[Dataset entries]
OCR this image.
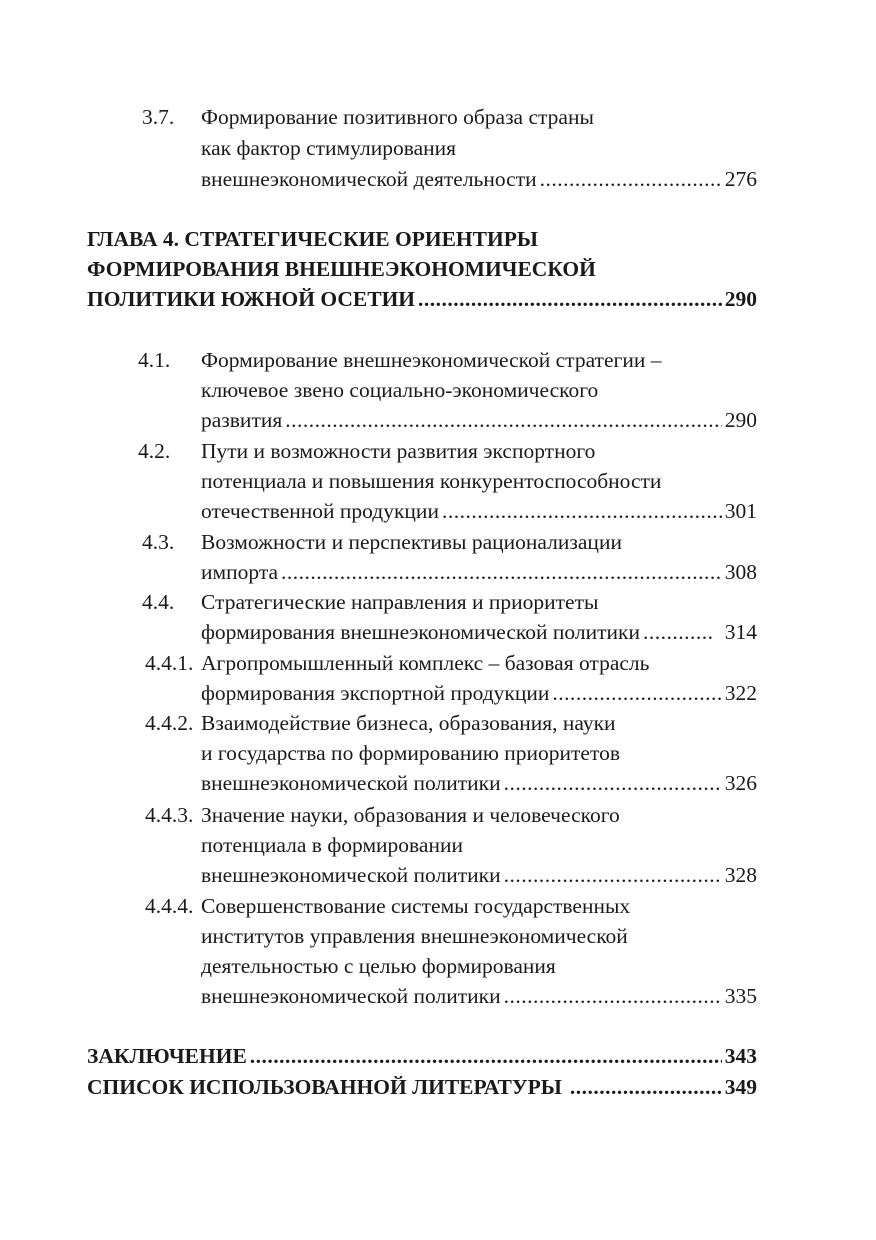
3.7. Формирование позитивного образа страны
как фактор стимулирования
внешнеэкономической деятельности .....	276
ГЛАВА 4. СТРАТЕГИЧЕСКИЕ ОРИЕНТИРЫ
ФОРМИРОВАНИЯ ВНЕШНЕЭКОНОМИЧЕСКОЙ
ПОЛИТИКИ ЮЖНОЙ ОСЕТИИ .....	290
4.1. Формирование внешнеэкономической стратегии –
ключевое звено социально-экономического
развития .....	290
4.2. Пути и возможности развития экспортного
потенциала и повышения конкурентоспособности
отечественной продукции .....	301
4.3. Возможности и перспективы рационализации
импорта .....	308
4.4. Стратегические направления и приоритеты
формирования внешнеэкономической политики .....	314
4.4.1. Агропромышленный комплекс – базовая отрасль
формирования экспортной продукции .....	322
4.4.2. Взаимодействие бизнеса, образования, науки
и государства по формированию приоритетов
внешнеэкономической политики .....	326
4.4.3. Значение науки, образования и человеческого
потенциала в формировании
внешнеэкономической политики .....	328
4.4.4. Совершенствование системы государственных
институтов управления внешнеэкономической
деятельностью с целью формирования
внешнеэкономической политики .....	335
ЗАКЛЮЧЕНИЕ .....	343
СПИСОК ИСПОЛЬЗОВАННОЙ ЛИТЕРАТУРЫ .....	349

** What the exercise asks **
In this exercise, set down all of the data exactly, without the pictures.

** Exercise answer **
OCR this image.
3.7. Формирование позитивного образа страны
как фактор стимулирования
внешнеэкономической деятельности .....	276
ГЛАВА 4. СТРАТЕГИЧЕСКИЕ ОРИЕНТИРЫ
ФОРМИРОВАНИЯ ВНЕШНЕЭКОНОМИЧЕСКОЙ
ПОЛИТИКИ ЮЖНОЙ ОСЕТИИ .....	290
4.1. Формирование внешнеэкономической стратегии –
ключевое звено социально-экономического
развития .....	290
4.2. Пути и возможности развития экспортного
потенциала и повышения конкурентоспособности
отечественной продукции .....	301
4.3. Возможности и перспективы рационализации
импорта .....	308
4.4. Стратегические направления и приоритеты
формирования внешнеэкономической политики .....	314
4.4.1. Агропромышленный комплекс – базовая отрасль
формирования экспортной продукции .....	322
4.4.2. Взаимодействие бизнеса, образования, науки
и государства по формированию приоритетов
внешнеэкономической политики .....	326
4.4.3. Значение науки, образования и человеческого
потенциала в формировании
внешнеэкономической политики .....	328
4.4.4. Совершенствование системы государственных
институтов управления внешнеэкономической
деятельностью с целью формирования
внешнеэкономической политики .....	335
ЗАКЛЮЧЕНИЕ .....	343
СПИСОК ИСПОЛЬЗОВАННОЙ ЛИТЕРАТУРЫ .....	349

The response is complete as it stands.